DATA LISTING:
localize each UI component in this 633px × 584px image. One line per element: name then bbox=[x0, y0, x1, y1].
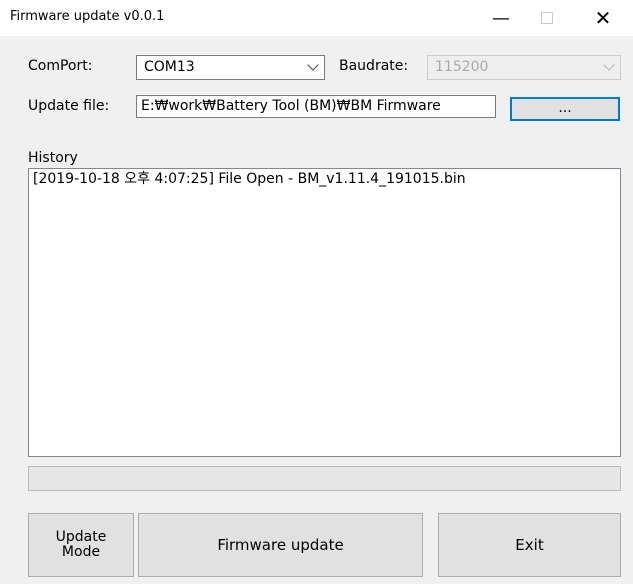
firmware-update-button[interactable]: Firmware update bbox=[138, 513, 423, 577]
update-mode-label-line2: Mode bbox=[61, 544, 101, 560]
baudrate-select[interactable]: 115200 bbox=[427, 55, 621, 80]
baudrate-value: 115200 bbox=[435, 59, 489, 75]
progress-bar bbox=[28, 466, 621, 491]
update-file-path-input[interactable]: E:₩work₩Battery Tool (BM)₩BM Firmware bbox=[136, 95, 496, 118]
chevron-down-icon bbox=[307, 59, 319, 71]
update-file-label: Update file: bbox=[28, 98, 110, 114]
history-label: History bbox=[28, 150, 78, 166]
firmware-update-label: Firmware update bbox=[217, 536, 344, 554]
chevron-down-icon bbox=[603, 59, 615, 71]
close-button[interactable]: ✕ bbox=[580, 0, 626, 36]
exit-button[interactable]: Exit bbox=[438, 513, 621, 577]
minimize-icon: — bbox=[492, 7, 510, 29]
history-list[interactable]: [2019-10-18 오후 4:07:25] File Open - BM_v… bbox=[28, 168, 621, 457]
comport-label: ComPort: bbox=[28, 58, 93, 74]
update-file-path: E:₩work₩Battery Tool (BM)₩BM Firmware bbox=[141, 98, 441, 114]
maximize-button bbox=[524, 0, 570, 36]
maximize-icon bbox=[541, 12, 553, 24]
list-item: [2019-10-18 오후 4:07:25] File Open - BM_v… bbox=[33, 171, 466, 187]
close-icon: ✕ bbox=[594, 6, 612, 30]
browse-file-button[interactable]: ... bbox=[510, 97, 620, 121]
comport-select[interactable]: COM13 bbox=[136, 55, 325, 80]
comport-value: COM13 bbox=[144, 59, 195, 75]
exit-label: Exit bbox=[515, 536, 544, 554]
baudrate-label: Baudrate: bbox=[339, 58, 409, 74]
update-mode-label-line1: Update bbox=[55, 529, 107, 545]
browse-label: ... bbox=[558, 100, 572, 116]
update-mode-button[interactable]: Update Mode bbox=[28, 513, 134, 577]
title-bar: Firmware update v0.0.1 — ✕ bbox=[0, 0, 633, 36]
window-title: Firmware update v0.0.1 bbox=[10, 9, 165, 24]
minimize-button[interactable]: — bbox=[478, 0, 524, 36]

EXERCISE PROMPT: Update the lines above by changing "COM13" to "COM7" and keeping everything else unchanged. Leave the picture out of your answer.

THE COMPLETED TASK:
localize each UI component in this 633px × 584px image. One line per element: name then bbox=[x0, y0, x1, y1].
firmware-update-button[interactable]: Firmware update bbox=[138, 513, 423, 577]
update-mode-label-line2: Mode bbox=[61, 544, 101, 560]
baudrate-select[interactable]: 115200 bbox=[427, 55, 621, 80]
baudrate-value: 115200 bbox=[435, 59, 489, 75]
progress-bar bbox=[28, 466, 621, 491]
update-file-path-input[interactable]: E:₩work₩Battery Tool (BM)₩BM Firmware bbox=[136, 95, 496, 118]
chevron-down-icon bbox=[307, 59, 319, 71]
update-file-label: Update file: bbox=[28, 98, 110, 114]
history-label: History bbox=[28, 150, 78, 166]
firmware-update-label: Firmware update bbox=[217, 536, 344, 554]
chevron-down-icon bbox=[603, 59, 615, 71]
close-button[interactable]: ✕ bbox=[580, 0, 626, 36]
exit-button[interactable]: Exit bbox=[438, 513, 621, 577]
minimize-icon: — bbox=[492, 7, 510, 29]
history-list[interactable]: [2019-10-18 오후 4:07:25] File Open - BM_v… bbox=[28, 168, 621, 457]
comport-label: ComPort: bbox=[28, 58, 93, 74]
update-file-path: E:₩work₩Battery Tool (BM)₩BM Firmware bbox=[141, 98, 441, 114]
maximize-button bbox=[524, 0, 570, 36]
maximize-icon bbox=[541, 12, 553, 24]
list-item: [2019-10-18 오후 4:07:25] File Open - BM_v… bbox=[33, 171, 466, 187]
close-icon: ✕ bbox=[594, 6, 612, 30]
browse-file-button[interactable]: ... bbox=[510, 97, 620, 121]
comport-select[interactable]: COM7 bbox=[136, 55, 325, 80]
comport-value: COM7 bbox=[144, 59, 195, 75]
exit-label: Exit bbox=[515, 536, 544, 554]
baudrate-label: Baudrate: bbox=[339, 58, 409, 74]
update-mode-label-line1: Update bbox=[55, 529, 107, 545]
browse-label: ... bbox=[558, 100, 572, 116]
update-mode-button[interactable]: Update Mode bbox=[28, 513, 134, 577]
title-bar: Firmware update v0.0.1 — ✕ bbox=[0, 0, 633, 36]
window-title: Firmware update v0.0.1 bbox=[10, 9, 165, 24]
minimize-button[interactable]: — bbox=[478, 0, 524, 36]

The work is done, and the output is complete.